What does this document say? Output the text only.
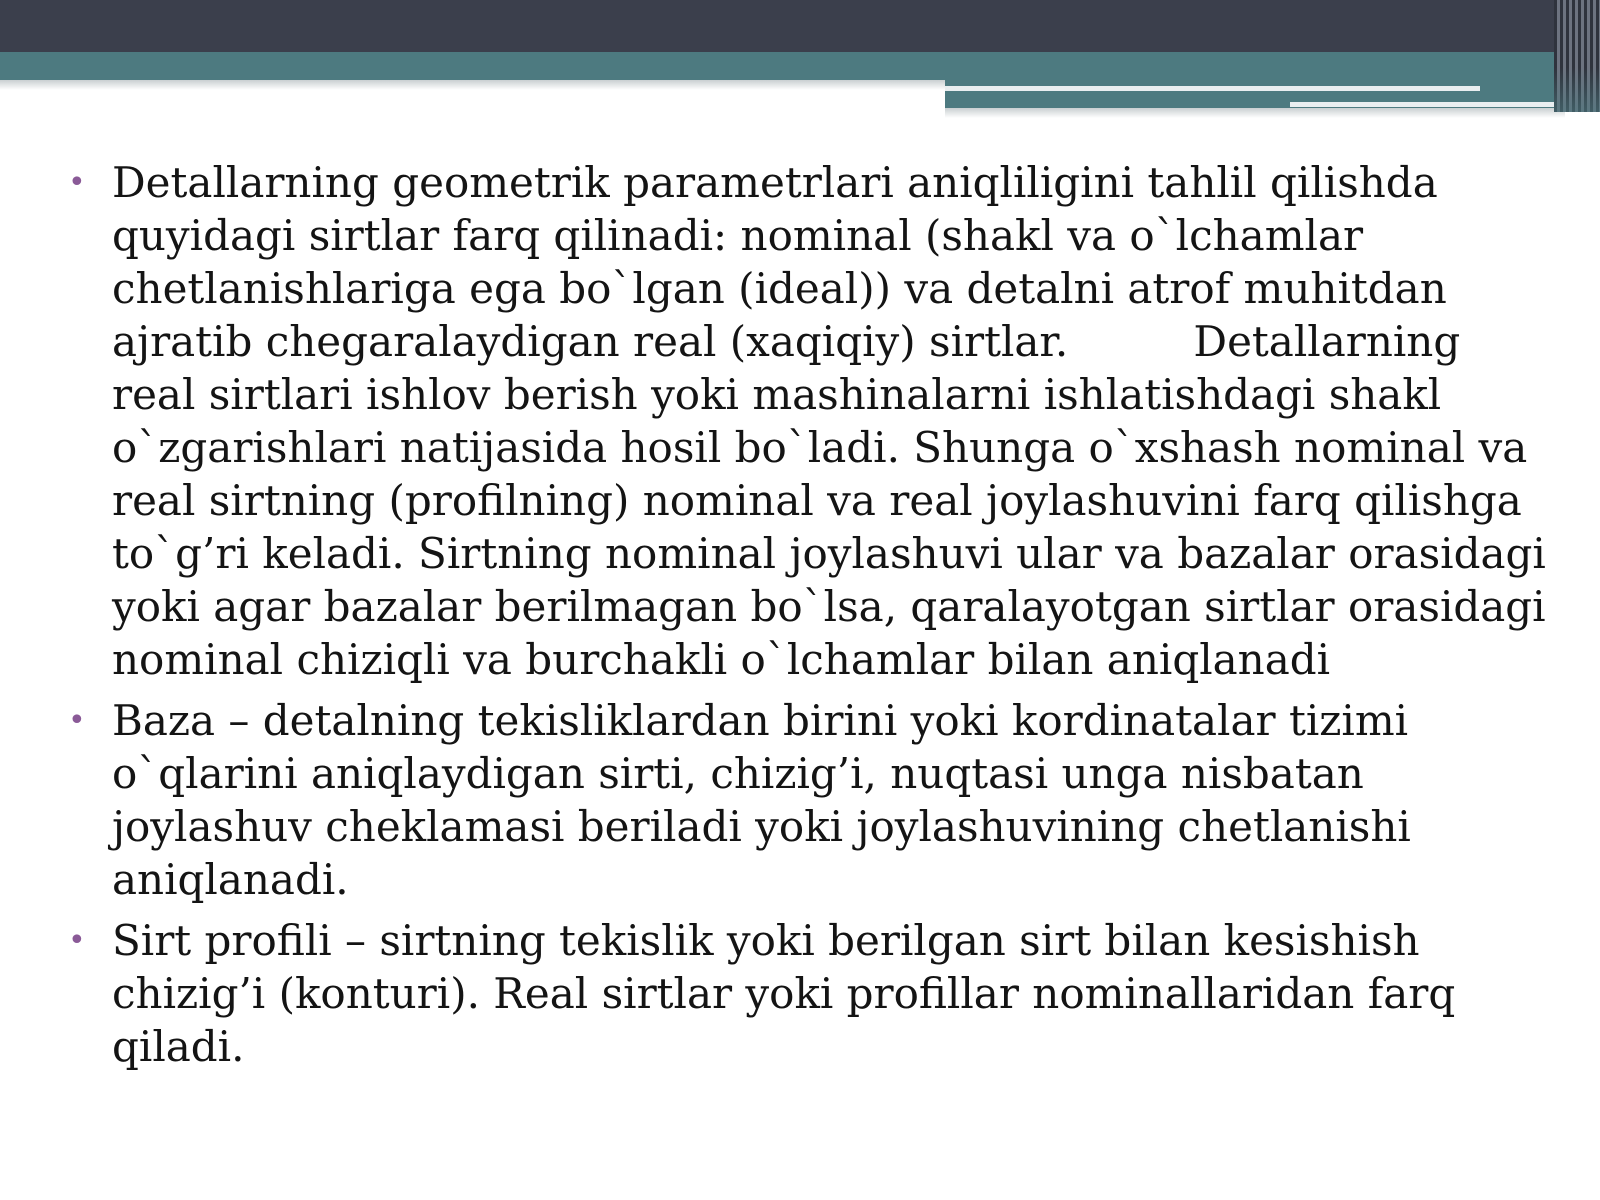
• Detallarning geometrik parametrlari aniqliligini tahlil qilishda quyidagi sirtlar farq qilinadi: nominal (shakl va o`lchamlar chetlanishlariga ega bo`lgan (ideal)) va detalni atrof muhitdan ajratib chegaralaydigan real (xaqiqiy) sirtlar.	Detallarning real sirtlari ishlov berish yoki mashinalarni ishlatishdagi shakl o`zgarishlari natijasida hosil bo`ladi. Shunga o`xshash nominal va real sirtning (profilning) nominal va real joylashuvini farq qilishga to`g’ri keladi. Sirtning nominal joylashuvi ular va bazalar orasidagi yoki agar bazalar berilmagan bo`lsa, qaralayotgan sirtlar orasidagi nominal chiziqli va burchakli o`lchamlar bilan aniqlanadi
• Baza – detalning tekisliklardan birini yoki kordinatalar tizimi o`qlarini aniqlaydigan sirti, chizig’i, nuqtasi unga nisbatan joylashuv cheklamasi beriladi yoki joylashuvining chetlanishi aniqlanadi.
• Sirt profili – sirtning tekislik yoki berilgan sirt bilan kesishish chizig’i (konturi). Real sirtlar yoki profillar nominallaridan farq qiladi.
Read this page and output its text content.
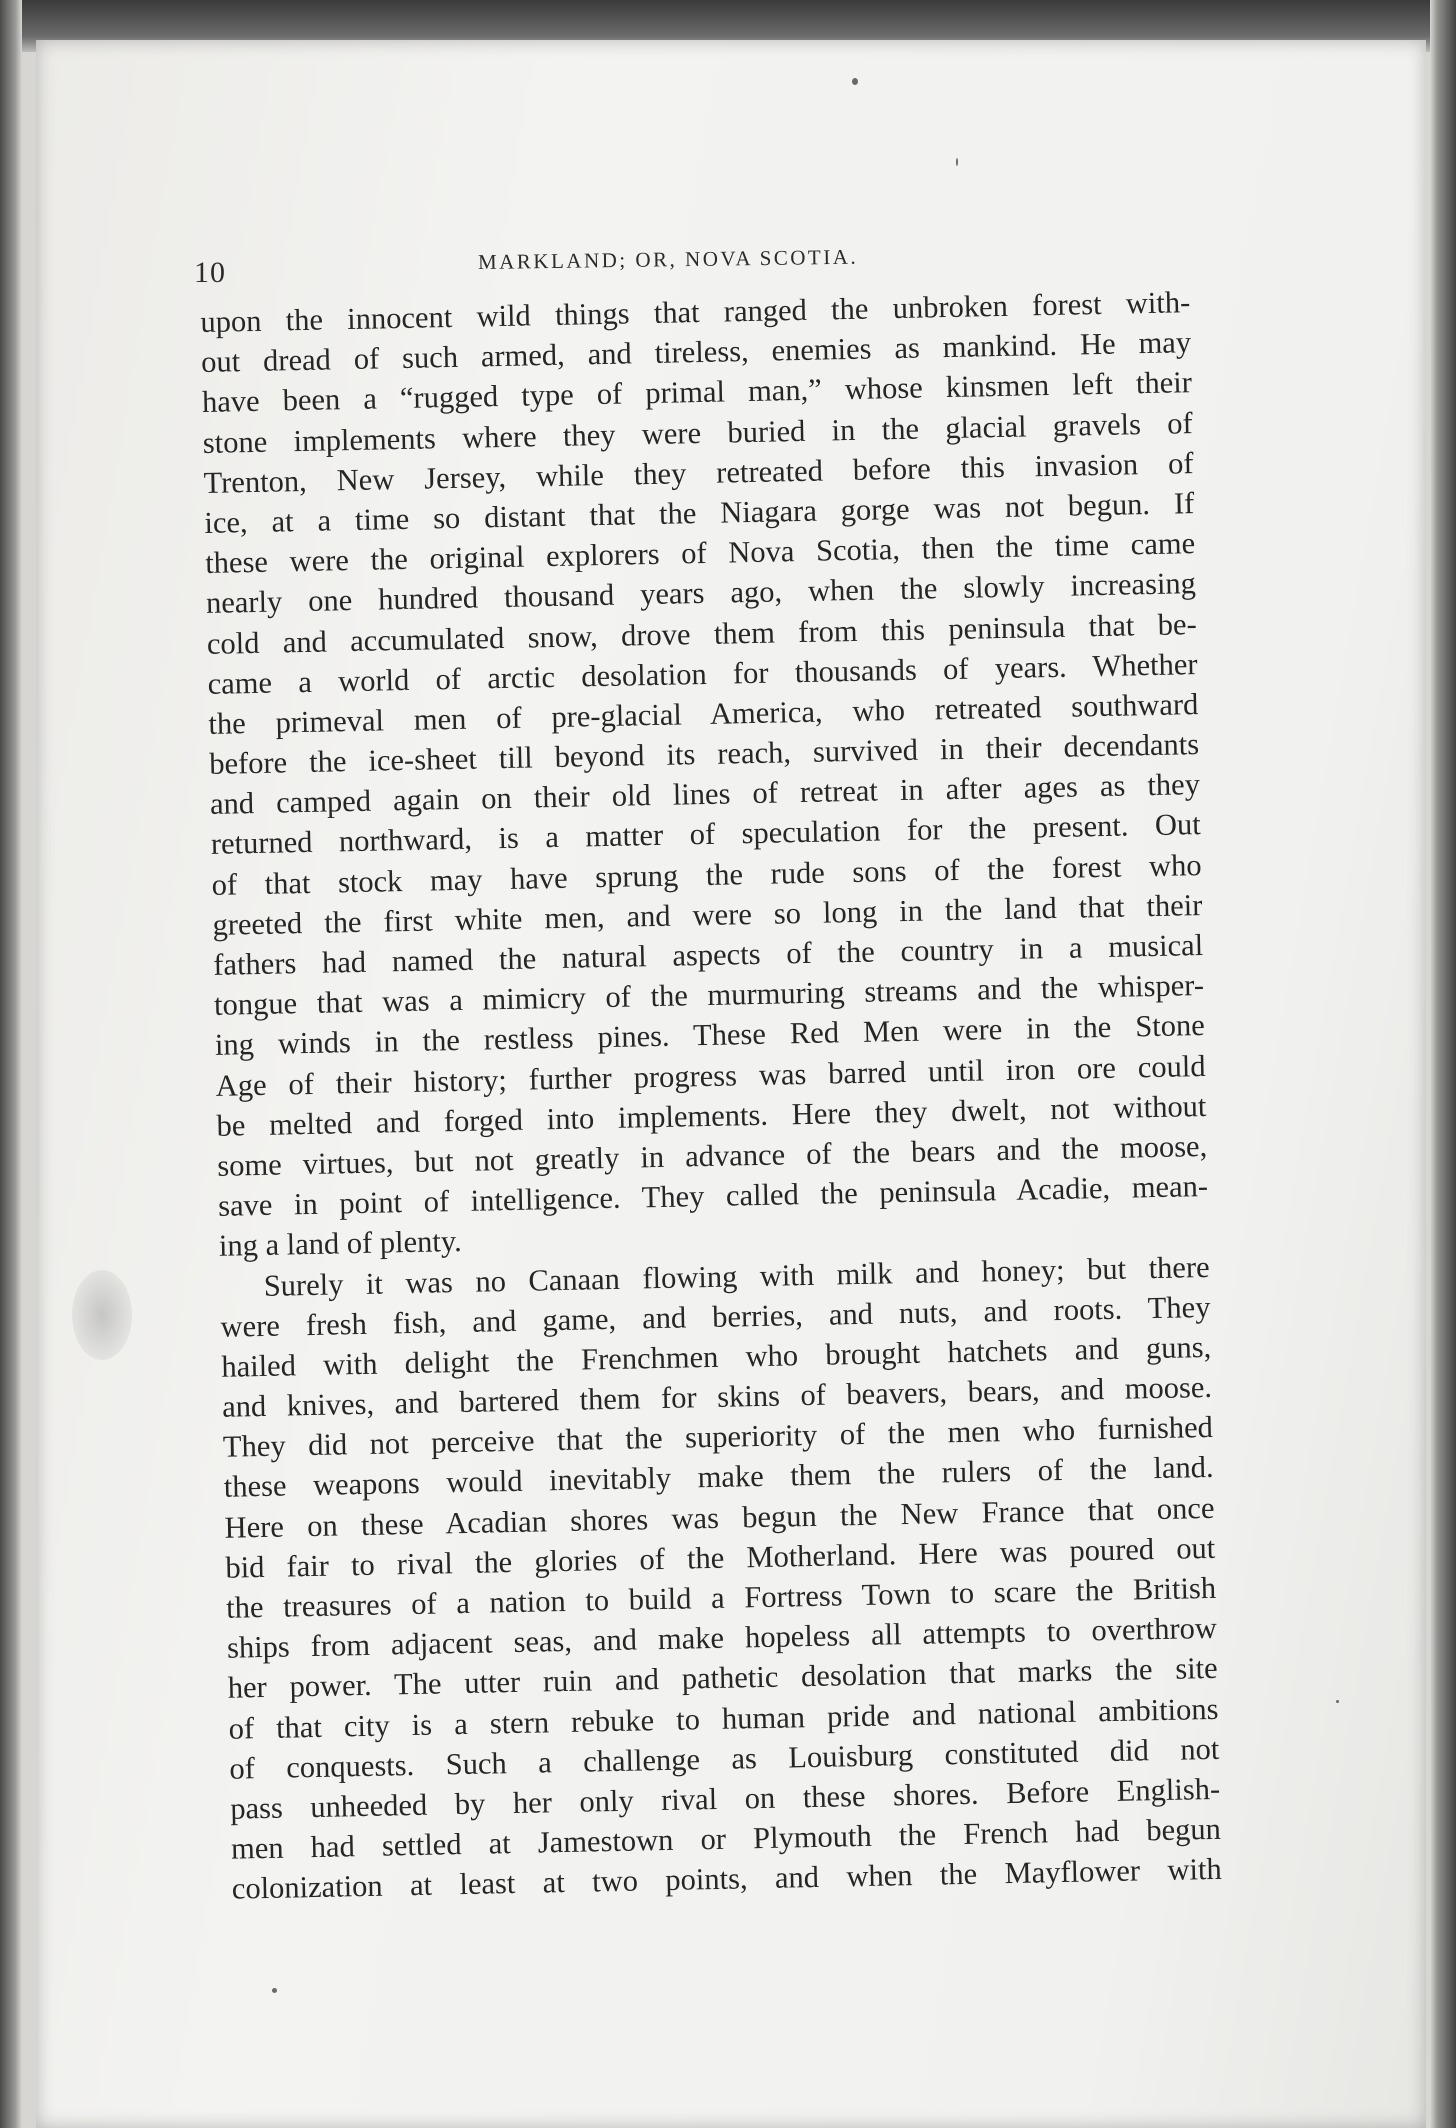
10	MARKLAND; OR, NOVA SCOTIA.
upon the innocent wild things that ranged the unbroken forest with-
out dread of such armed, and tireless, enemies as mankind. He may
have been a “rugged type of primal man,” whose kinsmen left their
stone implements where they were buried in the glacial gravels of
Trenton, New Jersey, while they retreated before this invasion of
ice, at a time so distant that the Niagara gorge was not begun. If
these were the original explorers of Nova Scotia, then the time came
nearly one hundred thousand years ago, when the slowly increasing
cold and accumulated snow, drove them from this peninsula that be-
came a world of arctic desolation for thousands of years. Whether
the primeval men of pre-glacial America, who retreated southward
before the ice-sheet till beyond its reach, survived in their decendants
and camped again on their old lines of retreat in after ages as they
returned northward, is a matter of speculation for the present. Out
of that stock may have sprung the rude sons of the forest who
greeted the first white men, and were so long in the land that their
fathers had named the natural aspects of the country in a musical
tongue that was a mimicry of the murmuring streams and the whisper-
ing winds in the restless pines. These Red Men were in the Stone
Age of their history; further progress was barred until iron ore could
be melted and forged into implements. Here they dwelt, not without
some virtues, but not greatly in advance of the bears and the moose,
save in point of intelligence. They called the peninsula Acadie, mean-
ing a land of plenty.
Surely it was no Canaan flowing with milk and honey; but there
were fresh fish, and game, and berries, and nuts, and roots. They
hailed with delight the Frenchmen who brought hatchets and guns,
and knives, and bartered them for skins of beavers, bears, and moose.
They did not perceive that the superiority of the men who furnished
these weapons would inevitably make them the rulers of the land.
Here on these Acadian shores was begun the New France that once
bid fair to rival the glories of the Motherland. Here was poured out
the treasures of a nation to build a Fortress Town to scare the British
ships from adjacent seas, and make hopeless all attempts to overthrow
her power. The utter ruin and pathetic desolation that marks the site
of that city is a stern rebuke to human pride and national ambitions
of conquests. Such a challenge as Louisburg constituted did not
pass unheeded by her only rival on these shores. Before English-
men had settled at Jamestown or Plymouth the French had begun
colonization at least at two points, and when the Mayflower with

##########

**Written exercise**
Say how many lines include the word "that"; reply with the number alone.

**Complete output**
10